# WHAT YOU WILL DO
Leave out the pictures and copy everything else in the entries exactly.

# DATA PROVIDED
______
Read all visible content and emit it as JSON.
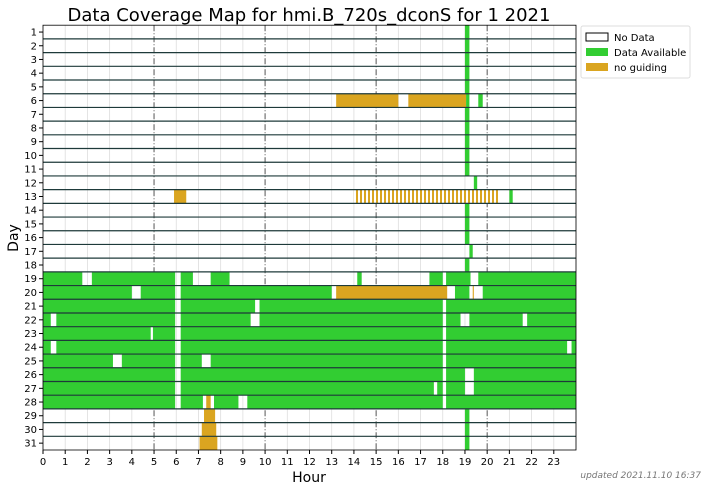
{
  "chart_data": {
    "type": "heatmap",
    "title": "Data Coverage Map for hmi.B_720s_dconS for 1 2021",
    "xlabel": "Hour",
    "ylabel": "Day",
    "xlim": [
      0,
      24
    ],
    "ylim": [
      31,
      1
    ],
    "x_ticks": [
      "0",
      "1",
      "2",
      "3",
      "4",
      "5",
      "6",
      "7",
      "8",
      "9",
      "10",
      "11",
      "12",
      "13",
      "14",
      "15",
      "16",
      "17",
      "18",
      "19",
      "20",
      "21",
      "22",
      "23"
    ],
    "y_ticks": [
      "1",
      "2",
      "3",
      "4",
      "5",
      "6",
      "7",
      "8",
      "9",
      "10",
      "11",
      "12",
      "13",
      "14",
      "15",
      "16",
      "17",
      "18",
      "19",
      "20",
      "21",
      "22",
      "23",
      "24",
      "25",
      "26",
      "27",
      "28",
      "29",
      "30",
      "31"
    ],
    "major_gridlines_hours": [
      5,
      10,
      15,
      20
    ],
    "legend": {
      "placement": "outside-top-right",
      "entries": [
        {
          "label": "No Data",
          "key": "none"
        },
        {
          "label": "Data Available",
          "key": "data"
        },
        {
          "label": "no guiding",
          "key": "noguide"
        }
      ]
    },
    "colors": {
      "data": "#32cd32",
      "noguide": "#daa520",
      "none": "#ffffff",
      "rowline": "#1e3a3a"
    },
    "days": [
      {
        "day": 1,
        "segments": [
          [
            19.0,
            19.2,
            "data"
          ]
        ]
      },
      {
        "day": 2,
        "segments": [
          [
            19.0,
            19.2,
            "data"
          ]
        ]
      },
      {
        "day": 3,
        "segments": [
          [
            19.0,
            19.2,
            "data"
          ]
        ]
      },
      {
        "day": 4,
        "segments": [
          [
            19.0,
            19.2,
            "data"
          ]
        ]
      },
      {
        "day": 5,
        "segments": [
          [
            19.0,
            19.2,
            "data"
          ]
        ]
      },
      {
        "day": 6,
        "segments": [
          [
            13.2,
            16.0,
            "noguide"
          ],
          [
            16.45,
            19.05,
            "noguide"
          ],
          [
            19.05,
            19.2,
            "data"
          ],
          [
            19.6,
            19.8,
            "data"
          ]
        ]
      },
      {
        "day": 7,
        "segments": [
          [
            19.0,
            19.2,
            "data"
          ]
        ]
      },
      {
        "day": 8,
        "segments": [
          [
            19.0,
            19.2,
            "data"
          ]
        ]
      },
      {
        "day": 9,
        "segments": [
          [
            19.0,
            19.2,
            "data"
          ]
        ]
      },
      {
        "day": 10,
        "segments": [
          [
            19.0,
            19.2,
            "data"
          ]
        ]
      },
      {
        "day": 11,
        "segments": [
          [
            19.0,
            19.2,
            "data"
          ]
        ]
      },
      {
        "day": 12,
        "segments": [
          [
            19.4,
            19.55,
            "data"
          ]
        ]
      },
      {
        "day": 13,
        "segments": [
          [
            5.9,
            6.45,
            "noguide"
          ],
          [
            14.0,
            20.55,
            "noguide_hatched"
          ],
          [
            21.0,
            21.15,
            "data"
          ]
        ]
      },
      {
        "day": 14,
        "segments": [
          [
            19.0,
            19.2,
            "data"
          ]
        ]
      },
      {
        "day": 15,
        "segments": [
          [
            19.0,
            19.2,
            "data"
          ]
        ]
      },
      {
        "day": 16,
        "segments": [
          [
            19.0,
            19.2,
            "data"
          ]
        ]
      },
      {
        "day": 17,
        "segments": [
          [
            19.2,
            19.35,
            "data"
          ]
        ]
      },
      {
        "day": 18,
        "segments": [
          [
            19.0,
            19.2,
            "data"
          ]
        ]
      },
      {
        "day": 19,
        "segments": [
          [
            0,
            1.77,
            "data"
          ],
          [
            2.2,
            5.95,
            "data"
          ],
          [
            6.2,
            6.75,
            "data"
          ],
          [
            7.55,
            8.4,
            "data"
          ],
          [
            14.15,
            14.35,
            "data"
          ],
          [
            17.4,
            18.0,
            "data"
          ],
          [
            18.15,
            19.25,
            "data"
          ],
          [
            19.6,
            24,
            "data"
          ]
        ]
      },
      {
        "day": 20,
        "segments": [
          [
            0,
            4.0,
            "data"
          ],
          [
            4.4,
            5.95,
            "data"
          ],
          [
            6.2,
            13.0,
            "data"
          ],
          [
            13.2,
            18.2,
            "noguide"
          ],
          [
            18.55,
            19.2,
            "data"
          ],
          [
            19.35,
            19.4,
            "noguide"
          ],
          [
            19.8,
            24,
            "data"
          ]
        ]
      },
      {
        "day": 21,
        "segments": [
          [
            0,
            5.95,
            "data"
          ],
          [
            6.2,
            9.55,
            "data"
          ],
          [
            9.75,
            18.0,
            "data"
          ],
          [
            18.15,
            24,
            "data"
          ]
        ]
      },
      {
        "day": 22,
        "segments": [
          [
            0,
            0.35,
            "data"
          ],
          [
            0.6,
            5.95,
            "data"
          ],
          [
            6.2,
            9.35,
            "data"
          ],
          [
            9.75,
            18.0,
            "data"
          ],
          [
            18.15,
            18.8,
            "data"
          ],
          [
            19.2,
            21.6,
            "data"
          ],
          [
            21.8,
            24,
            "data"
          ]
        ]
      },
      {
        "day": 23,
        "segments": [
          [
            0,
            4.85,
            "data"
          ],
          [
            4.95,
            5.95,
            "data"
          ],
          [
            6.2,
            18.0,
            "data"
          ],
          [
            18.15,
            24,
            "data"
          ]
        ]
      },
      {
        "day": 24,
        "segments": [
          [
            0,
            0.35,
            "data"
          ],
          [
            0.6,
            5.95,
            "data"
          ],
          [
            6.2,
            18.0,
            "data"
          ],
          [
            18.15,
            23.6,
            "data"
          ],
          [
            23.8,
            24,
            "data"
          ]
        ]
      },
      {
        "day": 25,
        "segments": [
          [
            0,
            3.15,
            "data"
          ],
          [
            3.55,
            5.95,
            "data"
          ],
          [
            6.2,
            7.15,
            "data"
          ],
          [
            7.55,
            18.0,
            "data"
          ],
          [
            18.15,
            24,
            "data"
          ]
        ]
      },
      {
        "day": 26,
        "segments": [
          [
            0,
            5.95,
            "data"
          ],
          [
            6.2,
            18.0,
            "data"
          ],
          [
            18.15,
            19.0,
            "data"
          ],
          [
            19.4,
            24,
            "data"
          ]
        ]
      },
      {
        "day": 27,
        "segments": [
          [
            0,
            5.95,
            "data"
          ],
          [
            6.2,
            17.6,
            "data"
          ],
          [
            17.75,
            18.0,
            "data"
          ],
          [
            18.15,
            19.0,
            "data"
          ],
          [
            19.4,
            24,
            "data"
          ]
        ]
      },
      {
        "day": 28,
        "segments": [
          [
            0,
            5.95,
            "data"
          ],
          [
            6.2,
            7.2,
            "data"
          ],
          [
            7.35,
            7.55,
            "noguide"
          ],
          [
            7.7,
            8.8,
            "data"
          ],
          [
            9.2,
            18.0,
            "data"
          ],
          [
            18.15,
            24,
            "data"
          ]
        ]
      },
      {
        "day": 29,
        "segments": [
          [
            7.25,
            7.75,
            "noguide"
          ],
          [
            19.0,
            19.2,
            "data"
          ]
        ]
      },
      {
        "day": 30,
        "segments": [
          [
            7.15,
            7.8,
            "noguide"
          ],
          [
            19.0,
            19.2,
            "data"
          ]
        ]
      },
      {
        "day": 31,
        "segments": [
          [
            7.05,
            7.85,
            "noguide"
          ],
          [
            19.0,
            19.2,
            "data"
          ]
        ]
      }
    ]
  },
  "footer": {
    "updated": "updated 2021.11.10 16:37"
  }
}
______
# COMPLETED TASK
Read all visible content and emit it as JSON.
{
  "chart_data": {
    "type": "heatmap",
    "title": "Data Coverage Map for hmi.B_720s_dconS for 1 2021",
    "xlabel": "Hour",
    "ylabel": "Day",
    "xlim": [
      0,
      24
    ],
    "ylim": [
      31,
      1
    ],
    "x_ticks": [
      "0",
      "1",
      "2",
      "3",
      "4",
      "5",
      "6",
      "7",
      "8",
      "9",
      "10",
      "11",
      "12",
      "13",
      "14",
      "15",
      "16",
      "17",
      "18",
      "19",
      "20",
      "21",
      "22",
      "23"
    ],
    "y_ticks": [
      "1",
      "2",
      "3",
      "4",
      "5",
      "6",
      "7",
      "8",
      "9",
      "10",
      "11",
      "12",
      "13",
      "14",
      "15",
      "16",
      "17",
      "18",
      "19",
      "20",
      "21",
      "22",
      "23",
      "24",
      "25",
      "26",
      "27",
      "28",
      "29",
      "30",
      "31"
    ],
    "major_gridlines_hours": [
      5,
      10,
      15,
      20
    ],
    "legend": {
      "placement": "outside-top-right",
      "entries": [
        {
          "label": "No Data",
          "key": "none"
        },
        {
          "label": "Data Available",
          "key": "data"
        },
        {
          "label": "no guiding",
          "key": "noguide"
        }
      ]
    },
    "colors": {
      "data": "#32cd32",
      "noguide": "#daa520",
      "none": "#ffffff",
      "rowline": "#1e3a3a"
    },
    "days": [
      {
        "day": 1,
        "segments": [
          [
            19.0,
            19.2,
            "data"
          ]
        ]
      },
      {
        "day": 2,
        "segments": [
          [
            19.0,
            19.2,
            "data"
          ]
        ]
      },
      {
        "day": 3,
        "segments": [
          [
            19.0,
            19.2,
            "data"
          ]
        ]
      },
      {
        "day": 4,
        "segments": [
          [
            19.0,
            19.2,
            "data"
          ]
        ]
      },
      {
        "day": 5,
        "segments": [
          [
            19.0,
            19.2,
            "data"
          ]
        ]
      },
      {
        "day": 6,
        "segments": [
          [
            13.2,
            16.0,
            "noguide"
          ],
          [
            16.45,
            19.05,
            "noguide"
          ],
          [
            19.05,
            19.2,
            "data"
          ],
          [
            19.6,
            19.8,
            "data"
          ]
        ]
      },
      {
        "day": 7,
        "segments": [
          [
            19.0,
            19.2,
            "data"
          ]
        ]
      },
      {
        "day": 8,
        "segments": [
          [
            19.0,
            19.2,
            "data"
          ]
        ]
      },
      {
        "day": 9,
        "segments": [
          [
            19.0,
            19.2,
            "data"
          ]
        ]
      },
      {
        "day": 10,
        "segments": [
          [
            19.0,
            19.2,
            "data"
          ]
        ]
      },
      {
        "day": 11,
        "segments": [
          [
            19.0,
            19.2,
            "data"
          ]
        ]
      },
      {
        "day": 12,
        "segments": [
          [
            19.4,
            19.55,
            "data"
          ]
        ]
      },
      {
        "day": 13,
        "segments": [
          [
            5.9,
            6.45,
            "noguide"
          ],
          [
            14.0,
            20.55,
            "noguide_hatched"
          ],
          [
            21.0,
            21.15,
            "data"
          ]
        ]
      },
      {
        "day": 14,
        "segments": [
          [
            19.0,
            19.2,
            "data"
          ]
        ]
      },
      {
        "day": 15,
        "segments": [
          [
            19.0,
            19.2,
            "data"
          ]
        ]
      },
      {
        "day": 16,
        "segments": [
          [
            19.0,
            19.2,
            "data"
          ]
        ]
      },
      {
        "day": 17,
        "segments": [
          [
            19.2,
            19.35,
            "data"
          ]
        ]
      },
      {
        "day": 18,
        "segments": [
          [
            19.0,
            19.2,
            "data"
          ]
        ]
      },
      {
        "day": 19,
        "segments": [
          [
            0,
            1.77,
            "data"
          ],
          [
            2.2,
            5.95,
            "data"
          ],
          [
            6.2,
            6.75,
            "data"
          ],
          [
            7.55,
            8.4,
            "data"
          ],
          [
            14.15,
            14.35,
            "data"
          ],
          [
            17.4,
            18.0,
            "data"
          ],
          [
            18.15,
            19.25,
            "data"
          ],
          [
            19.6,
            24,
            "data"
          ]
        ]
      },
      {
        "day": 20,
        "segments": [
          [
            0,
            4.0,
            "data"
          ],
          [
            4.4,
            5.95,
            "data"
          ],
          [
            6.2,
            13.0,
            "data"
          ],
          [
            13.2,
            18.2,
            "noguide"
          ],
          [
            18.55,
            19.2,
            "data"
          ],
          [
            19.35,
            19.4,
            "noguide"
          ],
          [
            19.8,
            24,
            "data"
          ]
        ]
      },
      {
        "day": 21,
        "segments": [
          [
            0,
            5.95,
            "data"
          ],
          [
            6.2,
            9.55,
            "data"
          ],
          [
            9.75,
            18.0,
            "data"
          ],
          [
            18.15,
            24,
            "data"
          ]
        ]
      },
      {
        "day": 22,
        "segments": [
          [
            0,
            0.35,
            "data"
          ],
          [
            0.6,
            5.95,
            "data"
          ],
          [
            6.2,
            9.35,
            "data"
          ],
          [
            9.75,
            18.0,
            "data"
          ],
          [
            18.15,
            18.8,
            "data"
          ],
          [
            19.2,
            21.6,
            "data"
          ],
          [
            21.8,
            24,
            "data"
          ]
        ]
      },
      {
        "day": 23,
        "segments": [
          [
            0,
            4.85,
            "data"
          ],
          [
            4.95,
            5.95,
            "data"
          ],
          [
            6.2,
            18.0,
            "data"
          ],
          [
            18.15,
            24,
            "data"
          ]
        ]
      },
      {
        "day": 24,
        "segments": [
          [
            0,
            0.35,
            "data"
          ],
          [
            0.6,
            5.95,
            "data"
          ],
          [
            6.2,
            18.0,
            "data"
          ],
          [
            18.15,
            23.6,
            "data"
          ],
          [
            23.8,
            24,
            "data"
          ]
        ]
      },
      {
        "day": 25,
        "segments": [
          [
            0,
            3.15,
            "data"
          ],
          [
            3.55,
            5.95,
            "data"
          ],
          [
            6.2,
            7.15,
            "data"
          ],
          [
            7.55,
            18.0,
            "data"
          ],
          [
            18.15,
            24,
            "data"
          ]
        ]
      },
      {
        "day": 26,
        "segments": [
          [
            0,
            5.95,
            "data"
          ],
          [
            6.2,
            18.0,
            "data"
          ],
          [
            18.15,
            19.0,
            "data"
          ],
          [
            19.4,
            24,
            "data"
          ]
        ]
      },
      {
        "day": 27,
        "segments": [
          [
            0,
            5.95,
            "data"
          ],
          [
            6.2,
            17.6,
            "data"
          ],
          [
            17.75,
            18.0,
            "data"
          ],
          [
            18.15,
            19.0,
            "data"
          ],
          [
            19.4,
            24,
            "data"
          ]
        ]
      },
      {
        "day": 28,
        "segments": [
          [
            0,
            5.95,
            "data"
          ],
          [
            6.2,
            7.2,
            "data"
          ],
          [
            7.35,
            7.55,
            "noguide"
          ],
          [
            7.7,
            8.8,
            "data"
          ],
          [
            9.2,
            18.0,
            "data"
          ],
          [
            18.15,
            24,
            "data"
          ]
        ]
      },
      {
        "day": 29,
        "segments": [
          [
            7.25,
            7.75,
            "noguide"
          ],
          [
            19.0,
            19.2,
            "data"
          ]
        ]
      },
      {
        "day": 30,
        "segments": [
          [
            7.15,
            7.8,
            "noguide"
          ],
          [
            19.0,
            19.2,
            "data"
          ]
        ]
      },
      {
        "day": 31,
        "segments": [
          [
            7.05,
            7.85,
            "noguide"
          ],
          [
            19.0,
            19.2,
            "data"
          ]
        ]
      }
    ]
  },
  "footer": {
    "updated": "updated 2021.11.10 16:37"
  }
}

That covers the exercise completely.